_Written exercise:_ Copy every line that mentions the word "симптоматической".

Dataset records
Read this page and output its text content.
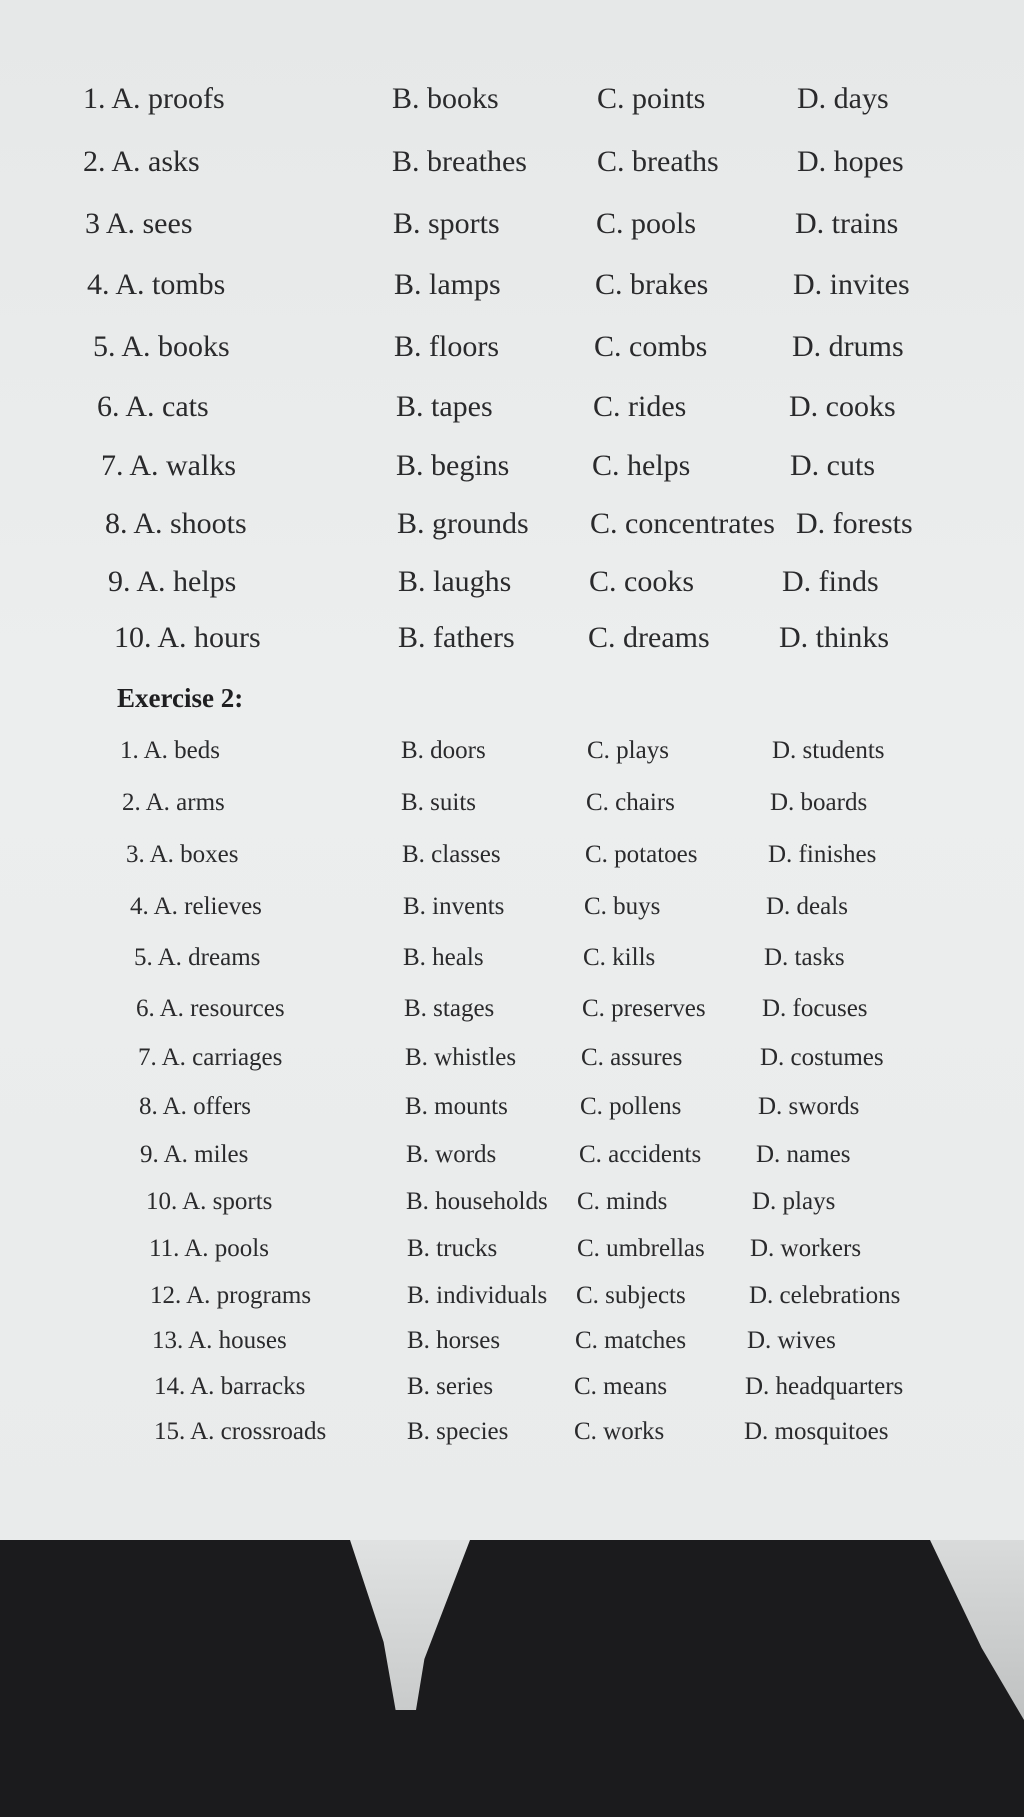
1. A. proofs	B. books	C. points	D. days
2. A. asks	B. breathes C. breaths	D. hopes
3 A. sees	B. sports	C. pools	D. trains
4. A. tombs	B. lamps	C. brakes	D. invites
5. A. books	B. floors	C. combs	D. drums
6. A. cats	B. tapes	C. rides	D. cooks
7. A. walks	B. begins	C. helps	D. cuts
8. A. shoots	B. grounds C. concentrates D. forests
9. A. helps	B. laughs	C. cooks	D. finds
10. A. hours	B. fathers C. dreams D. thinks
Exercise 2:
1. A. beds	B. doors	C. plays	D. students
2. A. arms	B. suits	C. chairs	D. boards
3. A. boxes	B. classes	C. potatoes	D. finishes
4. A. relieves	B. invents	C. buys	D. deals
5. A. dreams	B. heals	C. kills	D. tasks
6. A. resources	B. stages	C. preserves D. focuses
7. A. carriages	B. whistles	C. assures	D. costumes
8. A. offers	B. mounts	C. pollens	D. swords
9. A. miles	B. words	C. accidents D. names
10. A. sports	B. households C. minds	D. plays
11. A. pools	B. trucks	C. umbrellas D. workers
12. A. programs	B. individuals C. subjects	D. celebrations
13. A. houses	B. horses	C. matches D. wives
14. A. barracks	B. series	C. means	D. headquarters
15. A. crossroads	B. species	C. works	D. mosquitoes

* * *

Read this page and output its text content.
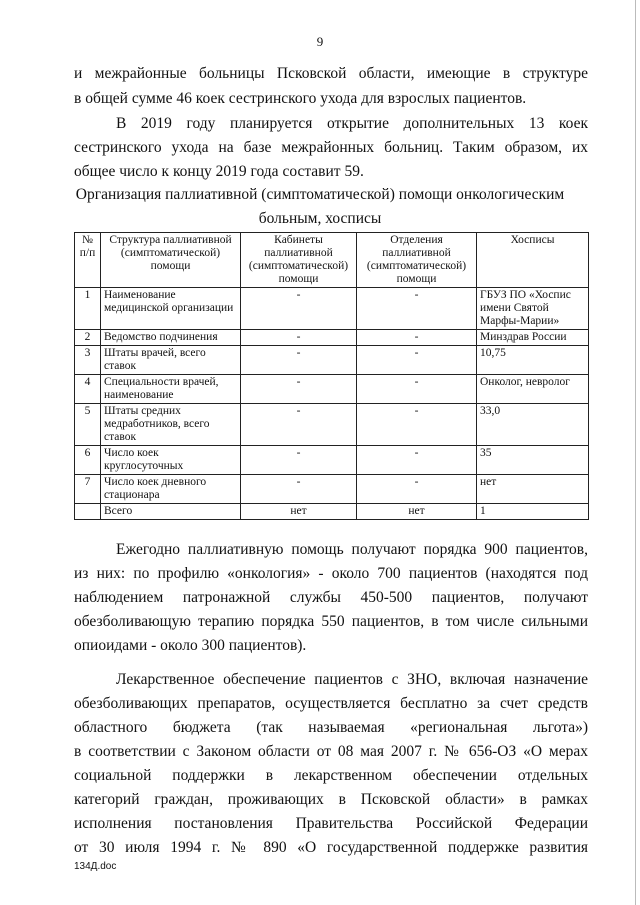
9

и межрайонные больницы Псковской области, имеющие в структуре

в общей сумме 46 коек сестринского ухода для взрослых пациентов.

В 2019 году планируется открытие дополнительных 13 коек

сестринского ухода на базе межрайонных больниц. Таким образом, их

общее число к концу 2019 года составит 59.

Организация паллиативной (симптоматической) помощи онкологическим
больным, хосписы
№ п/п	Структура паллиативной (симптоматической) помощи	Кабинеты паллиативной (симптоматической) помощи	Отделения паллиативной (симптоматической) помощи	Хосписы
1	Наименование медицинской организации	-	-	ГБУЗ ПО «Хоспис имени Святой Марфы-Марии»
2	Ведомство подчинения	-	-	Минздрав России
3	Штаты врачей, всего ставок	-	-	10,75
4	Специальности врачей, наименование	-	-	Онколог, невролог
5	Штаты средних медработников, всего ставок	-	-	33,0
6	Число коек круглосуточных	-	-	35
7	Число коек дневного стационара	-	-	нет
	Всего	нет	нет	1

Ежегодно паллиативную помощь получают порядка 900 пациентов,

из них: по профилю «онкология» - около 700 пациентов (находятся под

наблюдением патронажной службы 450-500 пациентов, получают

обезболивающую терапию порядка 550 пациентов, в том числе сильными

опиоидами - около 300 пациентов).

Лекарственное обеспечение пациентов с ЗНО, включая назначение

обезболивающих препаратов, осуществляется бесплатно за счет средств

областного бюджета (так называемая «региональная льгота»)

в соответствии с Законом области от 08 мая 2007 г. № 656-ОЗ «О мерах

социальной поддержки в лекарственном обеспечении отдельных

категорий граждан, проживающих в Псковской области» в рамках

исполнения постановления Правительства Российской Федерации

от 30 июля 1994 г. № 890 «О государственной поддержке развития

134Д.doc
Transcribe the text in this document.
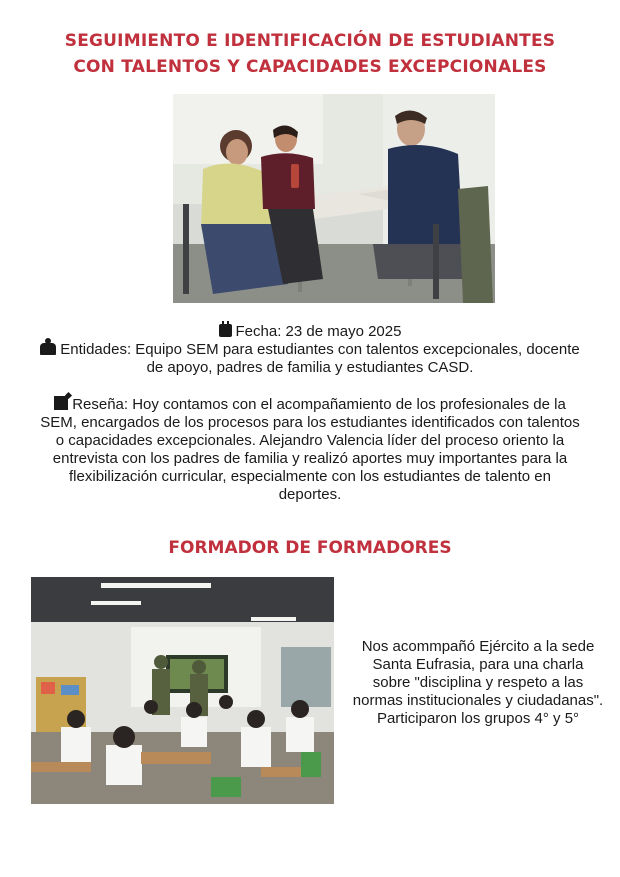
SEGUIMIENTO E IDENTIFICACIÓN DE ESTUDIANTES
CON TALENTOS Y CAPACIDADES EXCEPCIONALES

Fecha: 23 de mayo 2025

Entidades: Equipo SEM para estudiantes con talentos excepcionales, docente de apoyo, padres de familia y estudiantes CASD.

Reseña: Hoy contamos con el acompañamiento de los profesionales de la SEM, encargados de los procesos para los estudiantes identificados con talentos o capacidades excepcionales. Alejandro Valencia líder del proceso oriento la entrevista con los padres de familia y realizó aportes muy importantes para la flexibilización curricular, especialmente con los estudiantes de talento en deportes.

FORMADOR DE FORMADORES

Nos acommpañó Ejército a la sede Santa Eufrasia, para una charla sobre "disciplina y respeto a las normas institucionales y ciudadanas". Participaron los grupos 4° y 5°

...

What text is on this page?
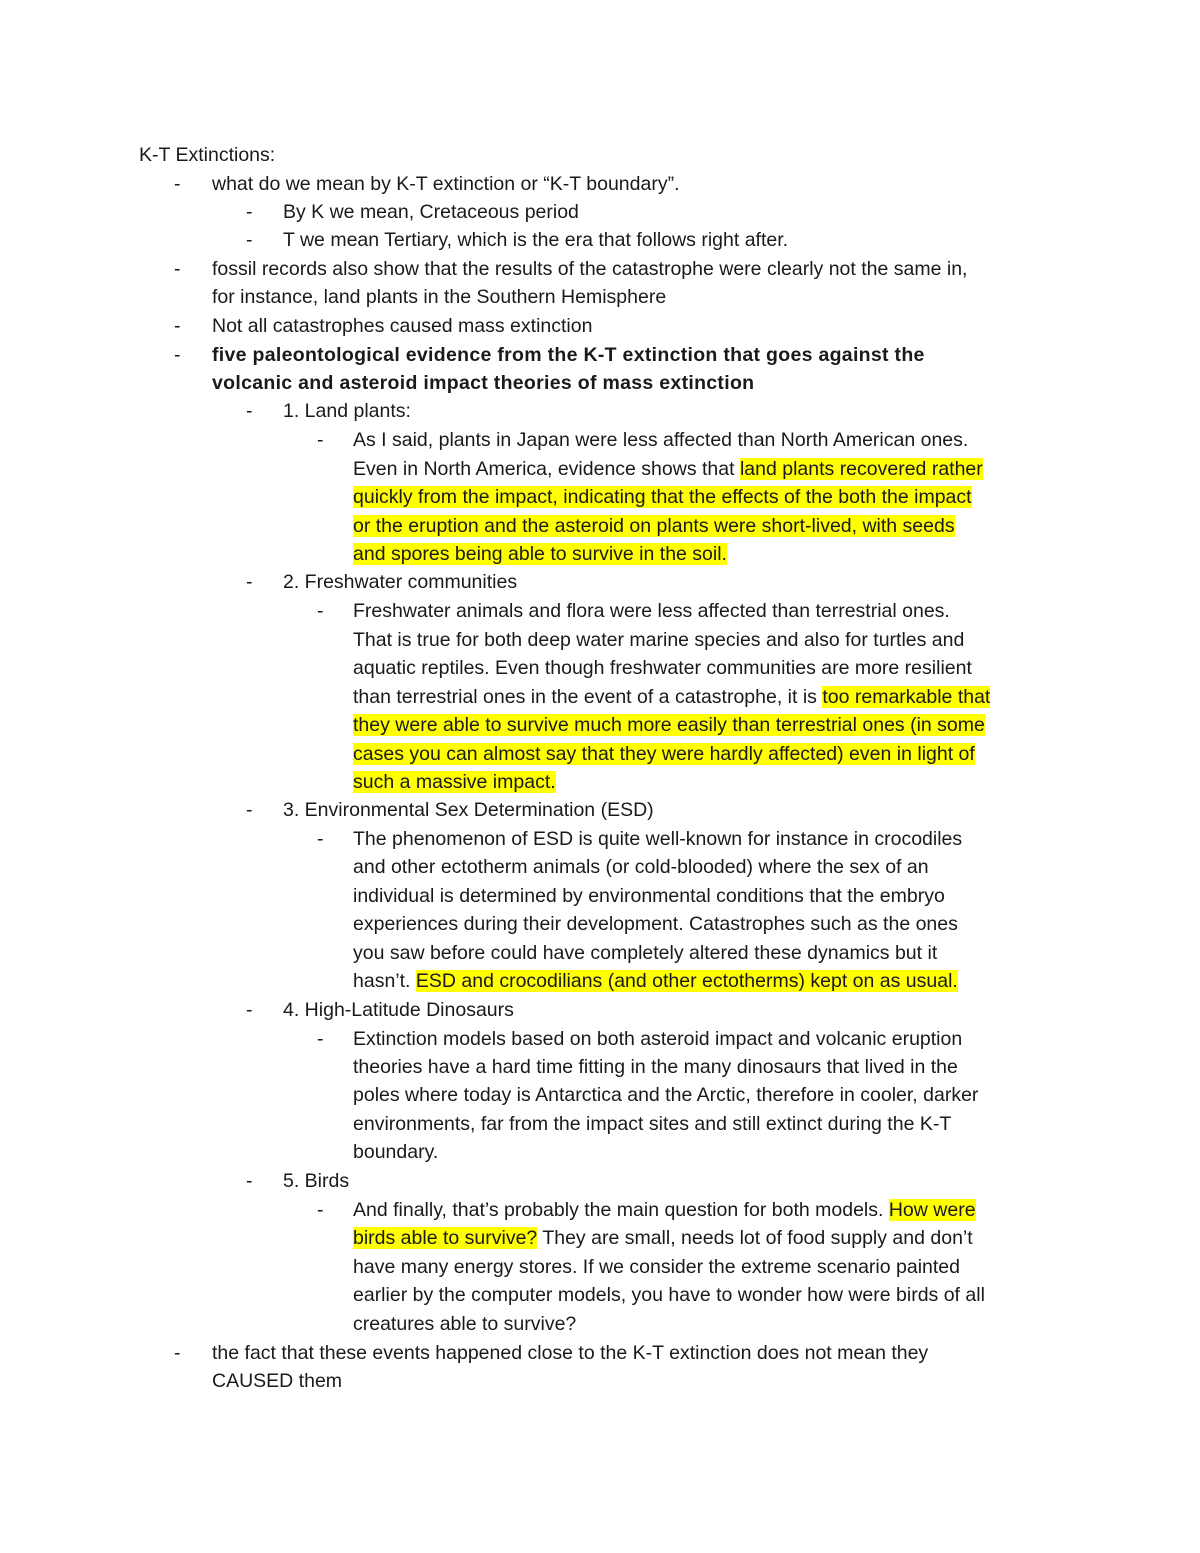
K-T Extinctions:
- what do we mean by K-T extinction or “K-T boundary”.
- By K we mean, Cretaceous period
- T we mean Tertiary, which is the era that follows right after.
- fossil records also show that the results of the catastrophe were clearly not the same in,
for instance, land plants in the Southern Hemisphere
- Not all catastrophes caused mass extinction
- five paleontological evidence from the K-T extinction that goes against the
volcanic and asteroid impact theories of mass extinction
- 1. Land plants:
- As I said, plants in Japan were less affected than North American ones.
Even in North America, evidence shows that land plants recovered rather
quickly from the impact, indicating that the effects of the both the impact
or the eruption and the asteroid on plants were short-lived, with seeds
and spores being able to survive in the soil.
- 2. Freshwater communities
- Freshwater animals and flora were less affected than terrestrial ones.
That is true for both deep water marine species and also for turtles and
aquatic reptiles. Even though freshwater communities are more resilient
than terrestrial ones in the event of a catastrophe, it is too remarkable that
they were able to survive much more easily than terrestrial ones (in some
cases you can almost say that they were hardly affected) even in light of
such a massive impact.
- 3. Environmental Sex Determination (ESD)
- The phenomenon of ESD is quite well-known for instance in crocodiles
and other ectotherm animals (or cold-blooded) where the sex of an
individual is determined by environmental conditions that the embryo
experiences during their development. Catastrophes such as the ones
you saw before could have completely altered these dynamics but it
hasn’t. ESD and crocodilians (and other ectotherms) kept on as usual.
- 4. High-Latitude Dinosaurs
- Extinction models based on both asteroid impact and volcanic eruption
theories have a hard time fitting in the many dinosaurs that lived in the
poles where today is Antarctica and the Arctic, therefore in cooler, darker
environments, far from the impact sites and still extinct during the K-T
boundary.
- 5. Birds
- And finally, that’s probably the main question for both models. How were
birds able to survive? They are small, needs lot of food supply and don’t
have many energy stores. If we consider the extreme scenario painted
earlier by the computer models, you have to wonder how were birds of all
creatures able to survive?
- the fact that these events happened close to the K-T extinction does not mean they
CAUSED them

_Result:_
Организация паллиативной (симптоматической) помощи онкологическим
№ п/п	Структура паллиативной (симптоматической) помощи	Кабинеты паллиативной (симптоматической) помощи	Отделения паллиативной (симптоматической) помощи	Хосписы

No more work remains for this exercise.